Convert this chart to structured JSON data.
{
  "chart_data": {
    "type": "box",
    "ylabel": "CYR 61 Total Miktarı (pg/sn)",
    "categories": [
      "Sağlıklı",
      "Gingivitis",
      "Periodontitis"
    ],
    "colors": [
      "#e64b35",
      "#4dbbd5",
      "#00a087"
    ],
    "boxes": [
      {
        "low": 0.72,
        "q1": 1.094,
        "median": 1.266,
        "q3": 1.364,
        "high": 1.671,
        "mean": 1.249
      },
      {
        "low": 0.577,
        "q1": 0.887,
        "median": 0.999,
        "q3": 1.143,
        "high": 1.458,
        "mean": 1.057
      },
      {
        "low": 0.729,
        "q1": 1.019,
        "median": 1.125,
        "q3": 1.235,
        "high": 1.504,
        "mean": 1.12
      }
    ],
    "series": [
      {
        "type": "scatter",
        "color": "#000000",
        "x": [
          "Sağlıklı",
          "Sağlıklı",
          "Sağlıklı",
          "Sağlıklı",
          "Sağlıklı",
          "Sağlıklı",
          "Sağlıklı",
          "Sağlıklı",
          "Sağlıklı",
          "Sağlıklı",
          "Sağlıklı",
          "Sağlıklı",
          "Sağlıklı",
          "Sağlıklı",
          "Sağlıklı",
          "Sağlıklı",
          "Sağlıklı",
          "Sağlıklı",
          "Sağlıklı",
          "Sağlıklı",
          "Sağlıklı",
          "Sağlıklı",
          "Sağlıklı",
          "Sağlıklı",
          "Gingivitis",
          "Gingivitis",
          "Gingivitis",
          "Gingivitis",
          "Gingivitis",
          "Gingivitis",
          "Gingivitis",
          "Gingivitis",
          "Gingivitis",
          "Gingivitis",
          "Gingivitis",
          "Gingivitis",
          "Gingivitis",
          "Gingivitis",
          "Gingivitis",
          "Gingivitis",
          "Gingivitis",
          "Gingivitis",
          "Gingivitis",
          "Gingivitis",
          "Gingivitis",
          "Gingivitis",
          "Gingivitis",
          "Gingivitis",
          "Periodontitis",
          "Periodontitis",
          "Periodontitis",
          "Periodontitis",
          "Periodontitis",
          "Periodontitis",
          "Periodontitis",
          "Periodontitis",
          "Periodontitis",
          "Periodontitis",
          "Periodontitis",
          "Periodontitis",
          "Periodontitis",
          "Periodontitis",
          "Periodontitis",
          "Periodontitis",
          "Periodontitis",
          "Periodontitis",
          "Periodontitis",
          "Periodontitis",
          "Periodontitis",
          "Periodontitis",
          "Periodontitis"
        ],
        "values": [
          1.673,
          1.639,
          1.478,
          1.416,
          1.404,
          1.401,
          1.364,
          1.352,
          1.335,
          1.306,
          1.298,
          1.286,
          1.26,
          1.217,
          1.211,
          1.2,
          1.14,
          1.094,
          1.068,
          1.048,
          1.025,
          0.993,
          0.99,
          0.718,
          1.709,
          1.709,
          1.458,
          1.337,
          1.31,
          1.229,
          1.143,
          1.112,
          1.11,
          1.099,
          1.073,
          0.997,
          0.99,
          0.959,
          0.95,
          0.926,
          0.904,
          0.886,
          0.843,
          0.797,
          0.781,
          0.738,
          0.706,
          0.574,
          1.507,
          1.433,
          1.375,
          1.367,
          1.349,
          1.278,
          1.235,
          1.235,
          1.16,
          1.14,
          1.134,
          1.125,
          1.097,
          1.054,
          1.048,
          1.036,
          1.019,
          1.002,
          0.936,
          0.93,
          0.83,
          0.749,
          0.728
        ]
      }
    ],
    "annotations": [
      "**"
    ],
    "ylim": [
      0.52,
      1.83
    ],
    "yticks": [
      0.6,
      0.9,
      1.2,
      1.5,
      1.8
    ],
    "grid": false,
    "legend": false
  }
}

____

• _Aim_: Transcribe all of the lines in the records precisely.

• _Exercise output_:
Convert this chart to structured JSON data.
{
  "chart_data": {
    "type": "box",
    "ylabel": "CYR 61 Total Miktarı (pg/sn)",
    "categories": [
      "Sağlıklı",
      "Gingivitis",
      "Periodontitis"
    ],
    "colors": [
      "#e64b35",
      "#4dbbd5",
      "#00a087"
    ],
    "boxes": [
      {
        "low": 0.72,
        "q1": 1.094,
        "median": 1.266,
        "q3": 1.364,
        "high": 1.671,
        "mean": 1.249
      },
      {
        "low": 0.577,
        "q1": 0.887,
        "median": 0.999,
        "q3": 1.143,
        "high": 1.458,
        "mean": 1.057
      },
      {
        "low": 0.729,
        "q1": 1.019,
        "median": 1.125,
        "q3": 1.235,
        "high": 1.504,
        "mean": 1.12
      }
    ],
    "series": [
      {
        "type": "scatter",
        "color": "#000000",
        "x": [
          "Sağlıklı",
          "Sağlıklı",
          "Sağlıklı",
          "Sağlıklı",
          "Sağlıklı",
          "Sağlıklı",
          "Sağlıklı",
          "Sağlıklı",
          "Sağlıklı",
          "Sağlıklı",
          "Sağlıklı",
          "Sağlıklı",
          "Sağlıklı",
          "Sağlıklı",
          "Sağlıklı",
          "Sağlıklı",
          "Sağlıklı",
          "Sağlıklı",
          "Sağlıklı",
          "Sağlıklı",
          "Sağlıklı",
          "Sağlıklı",
          "Sağlıklı",
          "Sağlıklı",
          "Gingivitis",
          "Gingivitis",
          "Gingivitis",
          "Gingivitis",
          "Gingivitis",
          "Gingivitis",
          "Gingivitis",
          "Gingivitis",
          "Gingivitis",
          "Gingivitis",
          "Gingivitis",
          "Gingivitis",
          "Gingivitis",
          "Gingivitis",
          "Gingivitis",
          "Gingivitis",
          "Gingivitis",
          "Gingivitis",
          "Gingivitis",
          "Gingivitis",
          "Gingivitis",
          "Gingivitis",
          "Gingivitis",
          "Gingivitis",
          "Periodontitis",
          "Periodontitis",
          "Periodontitis",
          "Periodontitis",
          "Periodontitis",
          "Periodontitis",
          "Periodontitis",
          "Periodontitis",
          "Periodontitis",
          "Periodontitis",
          "Periodontitis",
          "Periodontitis",
          "Periodontitis",
          "Periodontitis",
          "Periodontitis",
          "Periodontitis",
          "Periodontitis",
          "Periodontitis",
          "Periodontitis",
          "Periodontitis",
          "Periodontitis",
          "Periodontitis",
          "Periodontitis"
        ],
        "values": [
          1.673,
          1.639,
          1.478,
          1.416,
          1.404,
          1.401,
          1.364,
          1.352,
          1.335,
          1.306,
          1.298,
          1.286,
          1.26,
          1.217,
          1.211,
          1.2,
          1.14,
          1.094,
          1.068,
          1.048,
          1.025,
          0.993,
          0.99,
          0.718,
          1.709,
          1.709,
          1.458,
          1.337,
          1.31,
          1.229,
          1.143,
          1.112,
          1.11,
          1.099,
          1.073,
          0.997,
          0.99,
          0.959,
          0.95,
          0.926,
          0.904,
          0.886,
          0.843,
          0.797,
          0.781,
          0.738,
          0.706,
          0.574,
          1.507,
          1.433,
          1.375,
          1.367,
          1.349,
          1.278,
          1.235,
          1.235,
          1.16,
          1.14,
          1.134,
          1.125,
          1.097,
          1.054,
          1.048,
          1.036,
          1.019,
          1.002,
          0.936,
          0.93,
          0.83,
          0.749,
          0.728
        ]
      }
    ],
    "annotations": [
      "**"
    ],
    "ylim": [
      0.52,
      1.83
    ],
    "yticks": [
      0.6,
      0.9,
      1.2,
      1.5,
      1.8
    ],
    "grid": false,
    "legend": false
  }
}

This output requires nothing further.